EXERCISE AIM — Please reproduce, word for word, the rows in the stretch from the line containing "Patent image size: (1353, 994)." through the line containing "The inner panel", and nothing else.

STORED RECORDS —
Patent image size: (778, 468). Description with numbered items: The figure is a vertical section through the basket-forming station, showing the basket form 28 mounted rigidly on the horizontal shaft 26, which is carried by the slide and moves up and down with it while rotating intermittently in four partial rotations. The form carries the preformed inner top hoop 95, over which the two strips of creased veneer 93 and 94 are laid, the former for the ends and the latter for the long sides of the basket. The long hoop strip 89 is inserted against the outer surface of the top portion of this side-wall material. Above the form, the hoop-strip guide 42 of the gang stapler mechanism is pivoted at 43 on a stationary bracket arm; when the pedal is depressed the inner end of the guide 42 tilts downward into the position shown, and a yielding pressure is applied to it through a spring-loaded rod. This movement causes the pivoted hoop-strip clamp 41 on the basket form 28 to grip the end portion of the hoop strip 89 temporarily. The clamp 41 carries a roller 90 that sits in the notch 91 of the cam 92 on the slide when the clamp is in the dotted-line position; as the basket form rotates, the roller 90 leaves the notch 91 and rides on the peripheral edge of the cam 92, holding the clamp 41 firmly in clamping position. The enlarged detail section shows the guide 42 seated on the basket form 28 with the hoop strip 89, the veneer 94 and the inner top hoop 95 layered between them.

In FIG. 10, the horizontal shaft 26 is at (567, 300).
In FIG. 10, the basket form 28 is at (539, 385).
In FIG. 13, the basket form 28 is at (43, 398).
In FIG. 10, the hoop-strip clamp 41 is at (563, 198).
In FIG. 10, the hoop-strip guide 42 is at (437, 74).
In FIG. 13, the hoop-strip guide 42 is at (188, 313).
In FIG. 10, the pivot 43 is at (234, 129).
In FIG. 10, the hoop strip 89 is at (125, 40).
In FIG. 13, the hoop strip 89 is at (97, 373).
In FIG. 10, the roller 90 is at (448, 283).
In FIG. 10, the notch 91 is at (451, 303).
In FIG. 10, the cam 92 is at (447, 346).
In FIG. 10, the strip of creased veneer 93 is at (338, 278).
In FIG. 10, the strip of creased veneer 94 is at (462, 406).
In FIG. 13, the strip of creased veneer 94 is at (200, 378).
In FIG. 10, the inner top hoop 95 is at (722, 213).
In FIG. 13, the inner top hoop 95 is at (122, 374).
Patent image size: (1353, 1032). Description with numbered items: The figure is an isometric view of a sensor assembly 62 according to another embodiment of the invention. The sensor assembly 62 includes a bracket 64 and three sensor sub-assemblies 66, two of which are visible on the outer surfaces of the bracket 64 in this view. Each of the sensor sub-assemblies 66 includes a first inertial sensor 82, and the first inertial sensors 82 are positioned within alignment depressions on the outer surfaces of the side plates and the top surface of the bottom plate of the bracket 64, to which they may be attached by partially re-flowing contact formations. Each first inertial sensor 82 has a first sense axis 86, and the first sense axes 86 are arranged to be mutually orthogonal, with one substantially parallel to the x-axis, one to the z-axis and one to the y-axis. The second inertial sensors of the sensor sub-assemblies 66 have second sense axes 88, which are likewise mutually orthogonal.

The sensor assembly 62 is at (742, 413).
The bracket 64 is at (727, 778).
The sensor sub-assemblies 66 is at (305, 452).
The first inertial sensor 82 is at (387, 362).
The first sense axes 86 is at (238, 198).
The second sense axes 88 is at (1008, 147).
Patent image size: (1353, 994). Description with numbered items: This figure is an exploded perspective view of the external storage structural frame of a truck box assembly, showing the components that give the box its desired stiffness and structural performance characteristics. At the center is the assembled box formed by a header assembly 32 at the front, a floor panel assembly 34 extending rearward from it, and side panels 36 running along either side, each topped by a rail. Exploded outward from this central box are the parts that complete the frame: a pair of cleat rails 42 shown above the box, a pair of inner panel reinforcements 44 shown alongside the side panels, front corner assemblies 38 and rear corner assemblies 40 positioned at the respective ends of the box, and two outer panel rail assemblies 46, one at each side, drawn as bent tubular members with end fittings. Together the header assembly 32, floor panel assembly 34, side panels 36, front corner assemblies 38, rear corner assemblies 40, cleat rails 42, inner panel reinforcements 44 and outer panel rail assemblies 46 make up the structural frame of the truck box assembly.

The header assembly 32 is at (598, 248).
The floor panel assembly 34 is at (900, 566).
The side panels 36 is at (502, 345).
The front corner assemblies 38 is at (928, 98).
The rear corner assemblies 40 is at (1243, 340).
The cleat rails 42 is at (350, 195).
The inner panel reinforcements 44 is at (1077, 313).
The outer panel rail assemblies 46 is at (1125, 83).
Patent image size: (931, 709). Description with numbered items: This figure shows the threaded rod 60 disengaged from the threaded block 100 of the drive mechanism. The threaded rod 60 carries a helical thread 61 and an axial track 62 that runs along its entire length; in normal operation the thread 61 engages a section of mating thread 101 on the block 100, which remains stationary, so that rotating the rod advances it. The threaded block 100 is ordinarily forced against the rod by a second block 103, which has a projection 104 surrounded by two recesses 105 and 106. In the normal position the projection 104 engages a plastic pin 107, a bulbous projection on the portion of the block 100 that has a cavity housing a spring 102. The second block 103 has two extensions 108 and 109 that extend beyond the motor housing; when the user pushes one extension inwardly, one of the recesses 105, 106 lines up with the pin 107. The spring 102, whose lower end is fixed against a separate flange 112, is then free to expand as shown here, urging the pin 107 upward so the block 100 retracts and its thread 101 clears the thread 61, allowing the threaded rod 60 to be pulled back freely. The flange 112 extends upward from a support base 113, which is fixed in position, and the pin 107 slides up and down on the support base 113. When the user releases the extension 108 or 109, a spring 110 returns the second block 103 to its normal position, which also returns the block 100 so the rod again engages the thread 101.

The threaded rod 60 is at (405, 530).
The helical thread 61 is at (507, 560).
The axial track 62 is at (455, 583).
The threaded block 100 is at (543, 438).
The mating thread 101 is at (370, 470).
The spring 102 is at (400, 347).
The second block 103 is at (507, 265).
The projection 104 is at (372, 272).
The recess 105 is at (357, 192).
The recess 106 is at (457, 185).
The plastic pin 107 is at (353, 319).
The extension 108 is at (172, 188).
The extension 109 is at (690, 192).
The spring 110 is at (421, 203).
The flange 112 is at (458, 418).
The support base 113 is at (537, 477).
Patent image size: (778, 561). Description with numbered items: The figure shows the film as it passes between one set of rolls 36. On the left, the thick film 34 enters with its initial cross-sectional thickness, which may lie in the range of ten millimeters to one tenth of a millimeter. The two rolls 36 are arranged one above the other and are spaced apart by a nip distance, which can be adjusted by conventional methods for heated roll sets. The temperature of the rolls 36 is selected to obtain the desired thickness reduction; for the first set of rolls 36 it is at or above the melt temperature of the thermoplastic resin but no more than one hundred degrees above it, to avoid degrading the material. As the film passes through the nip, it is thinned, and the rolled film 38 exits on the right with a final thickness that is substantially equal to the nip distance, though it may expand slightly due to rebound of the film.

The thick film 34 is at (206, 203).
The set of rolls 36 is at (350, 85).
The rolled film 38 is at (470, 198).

RESPONSE TO THIS EXERCISE —
Patent image size: (1353, 994). Description with numbered items: This figure is an exploded perspective view of the external storage structural frame of a truck box assembly, showing the components that give the box its desired stiffness and structural performance characteristics. At the center is the assembled box formed by a header assembly 32 at the front, a floor panel assembly 34 extending rearward from it, and side panels 36 running along either side, each topped by a rail. Exploded outward from this central box are the parts that complete the frame: a pair of cleat rails 42 shown above the box, a pair of inner panel reinforcements 44 shown alongside the side panels, front corner assemblies 38 and rear corner assemblies 40 positioned at the respective ends of the box, and two outer panel rail assemblies 46, one at each side, drawn as bent tubular members with end fittings. Together the header assembly 32, floor panel assembly 34, side panels 36, front corner assemblies 38, rear corner assemblies 40, cleat rails 42, inner panel reinforcements 44 and outer panel rail assemblies 46 make up the structural frame of the truck box assembly.

The header assembly 32 is at (598, 248).
The floor panel assembly 34 is at (900, 566).
The side panels 36 is at (502, 345).
The front corner assemblies 38 is at (928, 98).
The rear corner assemblies 40 is at (1243, 340).
The cleat rails 42 is at (350, 195).
The inner panel reinforcements 44 is at (1077, 313).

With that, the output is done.